#### [EXERCISE DIRECTIONS]
Repeat each entry exactly and drop the pictures.

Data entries
━━━━━━━━━━━━━━━━

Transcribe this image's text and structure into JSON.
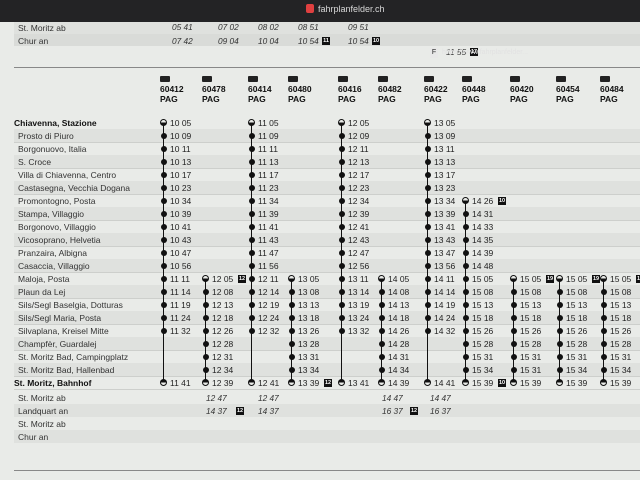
{
  "browser": {
    "url": "fahrplanfelder.ch",
    "tab_url": "https://www.fahrplanfelder..."
  },
  "top_fragment": {
    "stations": [
      "St. Moritz ab",
      "Chur an"
    ],
    "times_row1": [
      "05 41",
      "07 02",
      "08 02",
      "08 51",
      "09 51"
    ],
    "times_row2": [
      "07 42",
      "09 04",
      "10 04",
      "10 54",
      "10 54",
      "11 55"
    ],
    "badges": [
      "11",
      "10",
      "17"
    ]
  },
  "trains": [
    {
      "num": "60412",
      "op": "PAG"
    },
    {
      "num": "60478",
      "op": "PAG"
    },
    {
      "num": "60414",
      "op": "PAG"
    },
    {
      "num": "60480",
      "op": "PAG"
    },
    {
      "num": "60416",
      "op": "PAG"
    },
    {
      "num": "60482",
      "op": "PAG"
    },
    {
      "num": "60422",
      "op": "PAG"
    },
    {
      "num": "60448",
      "op": "PAG"
    },
    {
      "num": "60420",
      "op": "PAG"
    },
    {
      "num": "60454",
      "op": "PAG"
    },
    {
      "num": "60484",
      "op": "PAG"
    }
  ],
  "stops": [
    "Chiavenna, Stazione",
    "Prosto di Piuro",
    "Borgonuovo, Italia",
    "S. Croce",
    "Villa di Chiavenna, Centro",
    "Castasegna, Vecchia Dogana",
    "Promontogno, Posta",
    "Stampa, Villaggio",
    "Borgonovo, Villaggio",
    "Vicosoprano, Helvetia",
    "Pranzaira, Albigna",
    "Casaccia, Villaggio",
    "Maloja, Posta",
    "Plaun da Lej",
    "Sils/Segl Baselgia, Dotturas",
    "Sils/Segl Maria, Posta",
    "Silvaplana, Kreisel Mitte",
    "Champfèr, Guardalej",
    "St. Moritz Bad, Campingplatz",
    "St. Moritz Bad, Hallenbad",
    "St. Moritz, Bahnhof"
  ],
  "connections": {
    "stations": [
      "St. Moritz ab",
      "Landquart an",
      "St. Moritz ab",
      "Chur an"
    ],
    "col1": [
      "12 47",
      "14 37"
    ],
    "col2": [
      "12 47",
      "14 37"
    ],
    "col3": [
      "14 47",
      "16 37"
    ],
    "col4": [
      "14 47",
      "16 37"
    ],
    "badges": [
      "12",
      "12"
    ]
  },
  "cols": {
    "c1": [
      "10 05",
      "10 09",
      "10 11",
      "10 13",
      "10 17",
      "10 23",
      "10 34",
      "10 39",
      "10 41",
      "10 43",
      "10 47",
      "10 56",
      "11 11",
      "11 14",
      "11 19",
      "11 24",
      "11 32",
      "",
      "",
      "",
      "11 41"
    ],
    "c2": [
      "",
      "",
      "",
      "",
      "",
      "",
      "",
      "",
      "",
      "",
      "",
      "",
      "12 05",
      "12 08",
      "12 13",
      "12 18",
      "12 26",
      "12 28",
      "12 31",
      "12 34",
      "12 39"
    ],
    "c3": [
      "11 05",
      "11 09",
      "11 11",
      "11 13",
      "11 17",
      "11 23",
      "11 34",
      "11 39",
      "11 41",
      "11 43",
      "11 47",
      "11 56",
      "12 11",
      "12 14",
      "12 19",
      "12 24",
      "12 32",
      "",
      "",
      "",
      "12 41"
    ],
    "c4": [
      "",
      "",
      "",
      "",
      "",
      "",
      "",
      "",
      "",
      "",
      "",
      "",
      "13 05",
      "13 08",
      "13 13",
      "13 18",
      "13 26",
      "13 28",
      "13 31",
      "13 34",
      "13 39"
    ],
    "c5": [
      "12 05",
      "12 09",
      "12 11",
      "12 13",
      "12 17",
      "12 23",
      "12 34",
      "12 39",
      "12 41",
      "12 43",
      "12 47",
      "12 56",
      "13 11",
      "13 14",
      "13 19",
      "13 24",
      "13 32",
      "",
      "",
      "",
      "13 41"
    ],
    "c6": [
      "",
      "",
      "",
      "",
      "",
      "",
      "",
      "",
      "",
      "",
      "",
      "",
      "14 05",
      "14 08",
      "14 13",
      "14 18",
      "14 26",
      "14 28",
      "14 31",
      "14 34",
      "14 39"
    ],
    "c7": [
      "13 05",
      "13 09",
      "13 11",
      "13 13",
      "13 17",
      "13 23",
      "13 34",
      "13 39",
      "13 41",
      "13 43",
      "13 47",
      "13 56",
      "14 11",
      "14 14",
      "14 19",
      "14 24",
      "14 32",
      "",
      "",
      "",
      "14 41"
    ],
    "c8": [
      "",
      "",
      "",
      "",
      "",
      "",
      "14 26",
      "14 31",
      "14 33",
      "14 35",
      "14 39",
      "14 48",
      "15 05",
      "15 08",
      "15 13",
      "15 18",
      "15 26",
      "15 28",
      "15 31",
      "15 34",
      "15 39"
    ],
    "c9": [
      "",
      "",
      "",
      "",
      "",
      "",
      "",
      "",
      "",
      "",
      "",
      "",
      "15 05",
      "15 08",
      "15 13",
      "15 18",
      "15 26",
      "15 28",
      "15 31",
      "15 31",
      "15 39"
    ],
    "c10": [
      "",
      "",
      "",
      "",
      "",
      "",
      "",
      "",
      "",
      "",
      "",
      "",
      "15 05",
      "15 08",
      "15 13",
      "15 18",
      "15 26",
      "15 28",
      "15 31",
      "15 34",
      "15 39"
    ],
    "c11": [
      "",
      "",
      "",
      "",
      "",
      "",
      "",
      "",
      "",
      "",
      "",
      "",
      "15 05",
      "15 08",
      "15 13",
      "15 18",
      "15 26",
      "15 28",
      "15 31",
      "15 34",
      "15 39"
    ]
  },
  "row_badges": {
    "c2": "12",
    "c4": "12",
    "c8": "10",
    "c8b": "10",
    "c9": "19",
    "c10": "19",
    "c11": "19"
  }
}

━━━━━━━━━━━━━━━━

#### [PROBLEM SOLUTION]
Transcribe this image's text and structure into JSON.
{
  "browser": {
    "url": "fahrplanfelder.ch",
    "tab_url": "https://www.fahrplanfelder..."
  },
  "top_fragment": {
    "stations": [
      "St. Moritz ab",
      "Chur an"
    ],
    "times_row1": [
      "05 41",
      "07 02",
      "08 02",
      "08 51",
      "09 51"
    ],
    "times_row2": [
      "07 42",
      "09 04",
      "10 04",
      "10 54",
      "10 54",
      "11 55"
    ],
    "badges": [
      "11",
      "10",
      "17"
    ]
  },
  "trains": [
    {
      "num": "60412",
      "op": "PAG"
    },
    {
      "num": "60478",
      "op": "PAG"
    },
    {
      "num": "60414",
      "op": "PAG"
    },
    {
      "num": "60480",
      "op": "PAG"
    },
    {
      "num": "60416",
      "op": "PAG"
    },
    {
      "num": "60482",
      "op": "PAG"
    },
    {
      "num": "60422",
      "op": "PAG"
    },
    {
      "num": "60448",
      "op": "PAG"
    },
    {
      "num": "60420",
      "op": "PAG"
    },
    {
      "num": "60454",
      "op": "PAG"
    },
    {
      "num": "60484",
      "op": "PAG"
    }
  ],
  "stops": [
    "Chiavenna, Stazione",
    "Prosto di Piuro",
    "Borgonuovo, Italia",
    "S. Croce",
    "Villa di Chiavenna, Centro",
    "Castasegna, Vecchia Dogana",
    "Promontogno, Posta",
    "Stampa, Villaggio",
    "Borgonovo, Villaggio",
    "Vicosoprano, Helvetia",
    "Pranzaira, Albigna",
    "Casaccia, Villaggio",
    "Maloja, Posta",
    "Plaun da Lej",
    "Sils/Segl Baselgia, Dotturas",
    "Sils/Segl Maria, Posta",
    "Silvaplana, Kreisel Mitte",
    "Champfèr, Guardalej",
    "St. Moritz Bad, Campingplatz",
    "St. Moritz Bad, Hallenbad",
    "St. Moritz, Bahnhof"
  ],
  "connections": {
    "stations": [
      "St. Moritz ab",
      "Landquart an",
      "St. Moritz ab",
      "Chur an"
    ],
    "col1": [
      "12 47",
      "14 37"
    ],
    "col2": [
      "12 47",
      "14 37"
    ],
    "col3": [
      "14 47",
      "16 37"
    ],
    "col4": [
      "14 47",
      "16 37"
    ],
    "badges": [
      "12",
      "12"
    ]
  },
  "cols": {
    "c1": [
      "10 05",
      "10 09",
      "10 11",
      "10 13",
      "10 17",
      "10 23",
      "10 34",
      "10 39",
      "10 41",
      "10 43",
      "10 47",
      "10 56",
      "11 11",
      "11 14",
      "11 19",
      "11 24",
      "11 32",
      "",
      "",
      "",
      "11 41"
    ],
    "c2": [
      "",
      "",
      "",
      "",
      "",
      "",
      "",
      "",
      "",
      "",
      "",
      "",
      "12 05",
      "12 08",
      "12 13",
      "12 18",
      "12 26",
      "12 28",
      "12 31",
      "12 34",
      "12 39"
    ],
    "c3": [
      "11 05",
      "11 09",
      "11 11",
      "11 13",
      "11 17",
      "11 23",
      "11 34",
      "11 39",
      "11 41",
      "11 43",
      "11 47",
      "11 56",
      "12 11",
      "12 14",
      "12 19",
      "12 24",
      "12 32",
      "",
      "",
      "",
      "12 41"
    ],
    "c4": [
      "",
      "",
      "",
      "",
      "",
      "",
      "",
      "",
      "",
      "",
      "",
      "",
      "13 05",
      "13 08",
      "13 13",
      "13 18",
      "13 26",
      "13 28",
      "13 31",
      "13 34",
      "13 39"
    ],
    "c5": [
      "12 05",
      "12 09",
      "12 11",
      "12 13",
      "12 17",
      "12 23",
      "12 34",
      "12 39",
      "12 41",
      "12 43",
      "12 47",
      "12 56",
      "13 11",
      "13 14",
      "13 19",
      "13 24",
      "13 32",
      "",
      "",
      "",
      "13 41"
    ],
    "c6": [
      "",
      "",
      "",
      "",
      "",
      "",
      "",
      "",
      "",
      "",
      "",
      "",
      "14 05",
      "14 08",
      "14 13",
      "14 18",
      "14 26",
      "14 28",
      "14 31",
      "14 34",
      "14 39"
    ],
    "c7": [
      "13 05",
      "13 09",
      "13 11",
      "13 13",
      "13 17",
      "13 23",
      "13 34",
      "13 39",
      "13 41",
      "13 43",
      "13 47",
      "13 56",
      "14 11",
      "14 14",
      "14 19",
      "14 24",
      "14 32",
      "",
      "",
      "",
      "14 41"
    ],
    "c8": [
      "",
      "",
      "",
      "",
      "",
      "",
      "14 26",
      "14 31",
      "14 33",
      "14 35",
      "14 39",
      "14 48",
      "15 05",
      "15 08",
      "15 13",
      "15 18",
      "15 26",
      "15 28",
      "15 31",
      "15 34",
      "15 39"
    ],
    "c9": [
      "",
      "",
      "",
      "",
      "",
      "",
      "",
      "",
      "",
      "",
      "",
      "",
      "15 05",
      "15 08",
      "15 13",
      "15 18",
      "15 26",
      "15 28",
      "15 31",
      "15 31",
      "15 39"
    ],
    "c10": [
      "",
      "",
      "",
      "",
      "",
      "",
      "",
      "",
      "",
      "",
      "",
      "",
      "15 05",
      "15 08",
      "15 13",
      "15 18",
      "15 26",
      "15 28",
      "15 31",
      "15 34",
      "15 39"
    ],
    "c11": [
      "",
      "",
      "",
      "",
      "",
      "",
      "",
      "",
      "",
      "",
      "",
      "",
      "15 05",
      "15 08",
      "15 13",
      "15 18",
      "15 26",
      "15 28",
      "15 31",
      "15 34",
      "15 39"
    ]
  },
  "row_badges": {
    "c2": "12",
    "c4": "12",
    "c8": "10",
    "c8b": "10",
    "c9": "19",
    "c10": "19",
    "c11": "19"
  }
}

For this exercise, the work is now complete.